— Begin Exercise materials —

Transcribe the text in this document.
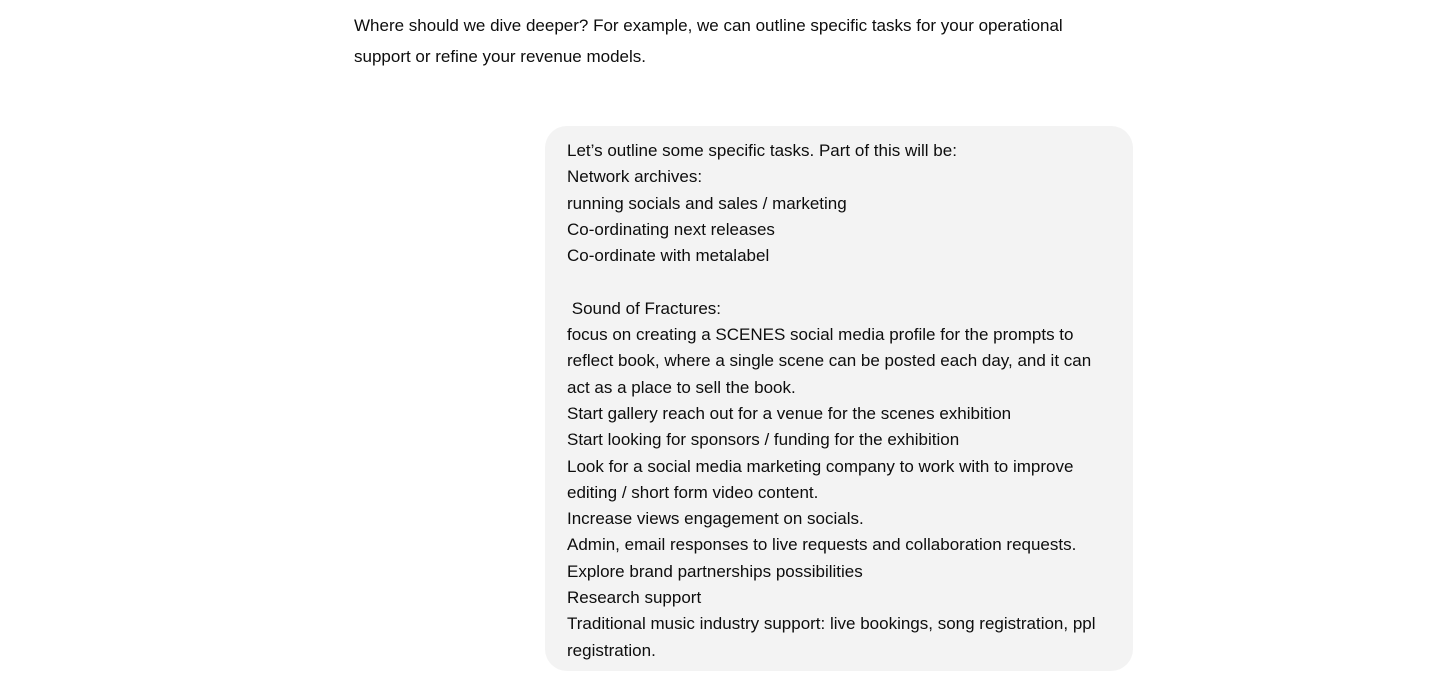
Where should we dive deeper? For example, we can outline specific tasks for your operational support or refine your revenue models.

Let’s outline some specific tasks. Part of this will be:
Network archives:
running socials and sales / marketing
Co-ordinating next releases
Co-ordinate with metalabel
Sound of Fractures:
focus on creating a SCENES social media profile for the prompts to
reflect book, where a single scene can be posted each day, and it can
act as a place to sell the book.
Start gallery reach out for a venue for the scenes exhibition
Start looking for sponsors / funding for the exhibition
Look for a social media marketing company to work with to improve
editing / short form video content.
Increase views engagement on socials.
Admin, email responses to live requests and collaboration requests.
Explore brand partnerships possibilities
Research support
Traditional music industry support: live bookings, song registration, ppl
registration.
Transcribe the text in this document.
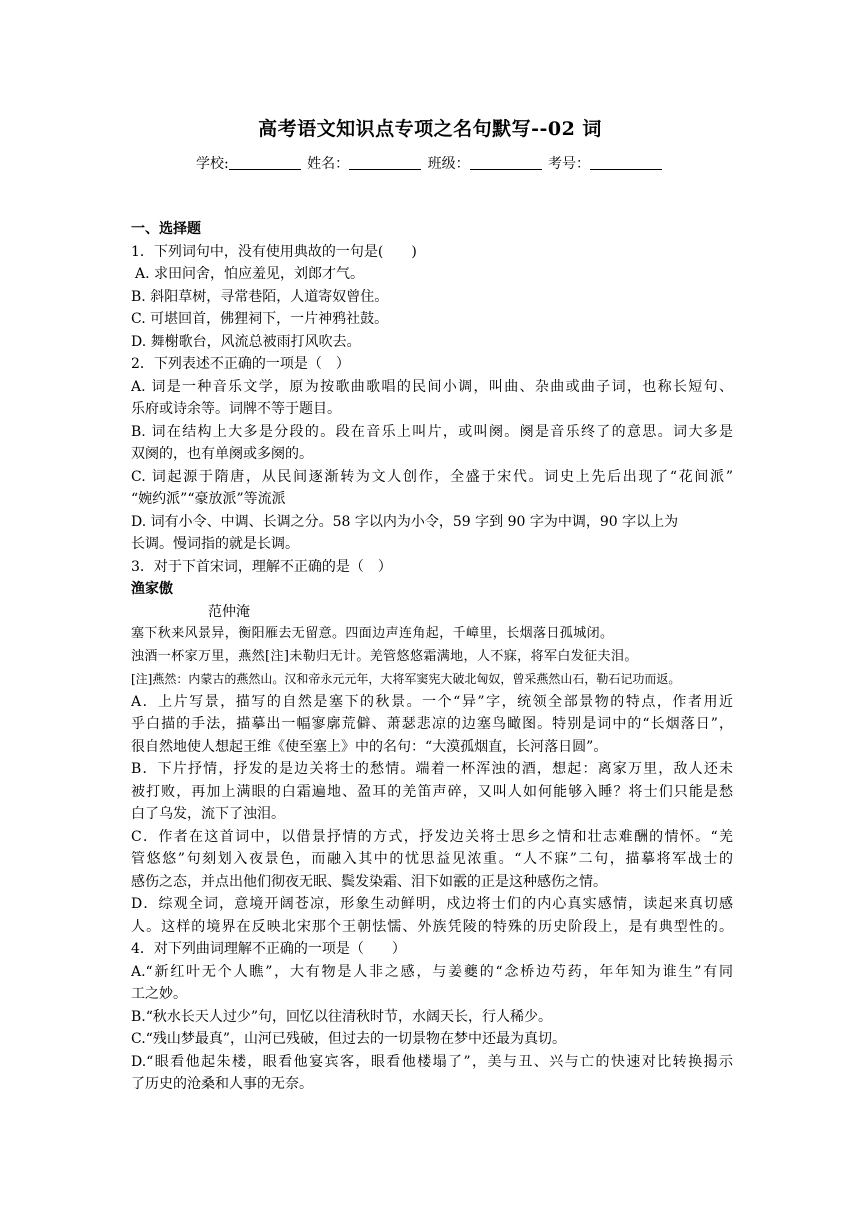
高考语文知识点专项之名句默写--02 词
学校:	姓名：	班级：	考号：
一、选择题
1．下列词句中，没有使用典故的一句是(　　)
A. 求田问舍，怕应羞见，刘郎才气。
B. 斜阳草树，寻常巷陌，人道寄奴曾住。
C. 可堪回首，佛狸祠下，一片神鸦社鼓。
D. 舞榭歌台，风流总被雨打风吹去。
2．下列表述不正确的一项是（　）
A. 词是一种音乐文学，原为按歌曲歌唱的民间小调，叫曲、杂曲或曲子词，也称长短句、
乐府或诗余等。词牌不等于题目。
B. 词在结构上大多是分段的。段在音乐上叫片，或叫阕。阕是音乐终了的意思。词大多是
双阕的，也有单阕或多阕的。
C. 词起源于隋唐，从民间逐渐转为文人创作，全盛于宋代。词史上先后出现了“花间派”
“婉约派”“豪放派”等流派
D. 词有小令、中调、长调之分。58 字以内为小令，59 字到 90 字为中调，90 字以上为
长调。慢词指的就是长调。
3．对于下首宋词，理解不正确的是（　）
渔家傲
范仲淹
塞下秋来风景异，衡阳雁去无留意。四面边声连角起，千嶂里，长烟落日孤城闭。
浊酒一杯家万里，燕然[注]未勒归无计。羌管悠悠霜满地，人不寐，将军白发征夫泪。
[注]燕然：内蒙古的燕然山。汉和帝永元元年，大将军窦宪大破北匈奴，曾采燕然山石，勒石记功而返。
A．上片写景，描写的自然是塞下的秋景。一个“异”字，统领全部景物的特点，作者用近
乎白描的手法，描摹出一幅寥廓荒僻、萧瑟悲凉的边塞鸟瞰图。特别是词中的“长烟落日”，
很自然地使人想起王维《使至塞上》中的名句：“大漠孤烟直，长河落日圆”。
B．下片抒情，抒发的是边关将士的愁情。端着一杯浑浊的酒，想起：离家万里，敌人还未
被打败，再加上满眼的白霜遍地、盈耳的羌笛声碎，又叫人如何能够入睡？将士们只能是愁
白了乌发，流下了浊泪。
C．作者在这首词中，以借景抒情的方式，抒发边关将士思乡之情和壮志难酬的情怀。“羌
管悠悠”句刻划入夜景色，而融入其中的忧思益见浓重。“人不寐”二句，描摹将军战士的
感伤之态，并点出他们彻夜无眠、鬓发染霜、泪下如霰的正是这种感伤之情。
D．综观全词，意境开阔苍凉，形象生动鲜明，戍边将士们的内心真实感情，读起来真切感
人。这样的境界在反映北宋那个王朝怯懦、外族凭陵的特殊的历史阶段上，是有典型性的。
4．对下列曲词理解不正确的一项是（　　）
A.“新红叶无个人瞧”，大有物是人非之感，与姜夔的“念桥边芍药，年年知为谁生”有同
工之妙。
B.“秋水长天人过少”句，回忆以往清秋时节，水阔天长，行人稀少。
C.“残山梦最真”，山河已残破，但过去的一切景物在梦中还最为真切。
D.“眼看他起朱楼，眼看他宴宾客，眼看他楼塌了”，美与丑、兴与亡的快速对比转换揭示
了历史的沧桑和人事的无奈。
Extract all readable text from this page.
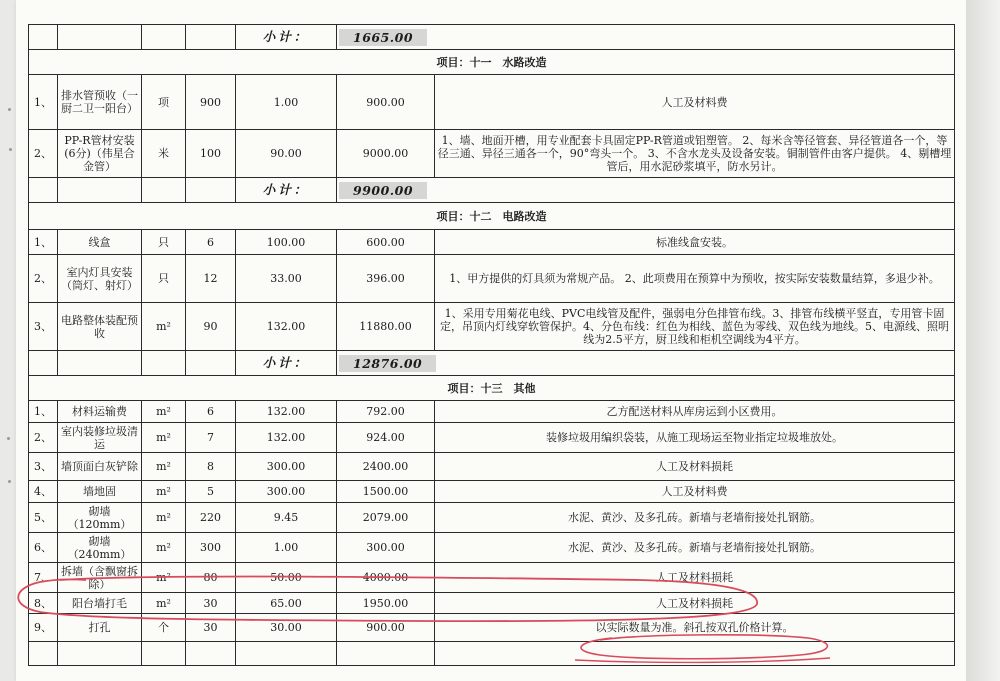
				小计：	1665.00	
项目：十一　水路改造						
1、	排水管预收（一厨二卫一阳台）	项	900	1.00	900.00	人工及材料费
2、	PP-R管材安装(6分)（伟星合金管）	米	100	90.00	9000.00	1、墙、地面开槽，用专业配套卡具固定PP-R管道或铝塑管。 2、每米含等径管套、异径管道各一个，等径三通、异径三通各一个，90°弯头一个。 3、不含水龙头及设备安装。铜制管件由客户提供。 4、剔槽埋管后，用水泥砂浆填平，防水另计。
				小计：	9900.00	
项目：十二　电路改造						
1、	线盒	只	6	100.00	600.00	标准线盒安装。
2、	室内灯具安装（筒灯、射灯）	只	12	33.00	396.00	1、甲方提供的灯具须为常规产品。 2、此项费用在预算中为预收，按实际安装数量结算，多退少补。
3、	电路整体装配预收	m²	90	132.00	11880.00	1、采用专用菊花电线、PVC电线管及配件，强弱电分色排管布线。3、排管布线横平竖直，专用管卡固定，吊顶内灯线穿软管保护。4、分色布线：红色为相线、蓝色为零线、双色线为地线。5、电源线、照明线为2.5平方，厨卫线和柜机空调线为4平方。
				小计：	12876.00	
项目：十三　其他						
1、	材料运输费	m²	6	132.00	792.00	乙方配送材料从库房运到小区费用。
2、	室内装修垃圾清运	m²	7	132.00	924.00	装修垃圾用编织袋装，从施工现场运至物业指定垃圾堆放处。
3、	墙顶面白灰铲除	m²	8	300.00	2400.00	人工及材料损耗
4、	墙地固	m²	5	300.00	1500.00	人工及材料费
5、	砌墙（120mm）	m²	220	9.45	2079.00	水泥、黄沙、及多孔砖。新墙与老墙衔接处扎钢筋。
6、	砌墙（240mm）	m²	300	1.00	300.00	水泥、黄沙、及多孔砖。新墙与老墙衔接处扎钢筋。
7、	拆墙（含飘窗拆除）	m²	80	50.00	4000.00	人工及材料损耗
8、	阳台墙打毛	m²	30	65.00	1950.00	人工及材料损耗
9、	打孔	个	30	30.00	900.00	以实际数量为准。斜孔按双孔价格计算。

— End Exercise materials —

▶ Objective
Look through the material and copy each line that has "新墙与老墙衔接处扎钢筋".

▶ In response
5、	砌墙（120mm）	m²	220	9.45	2079.00	水泥、黄沙、及多孔砖。新墙与老墙衔接处扎钢筋。
6、	砌墙（240mm）	m²	300	1.00	300.00	水泥、黄沙、及多孔砖。新墙与老墙衔接处扎钢筋。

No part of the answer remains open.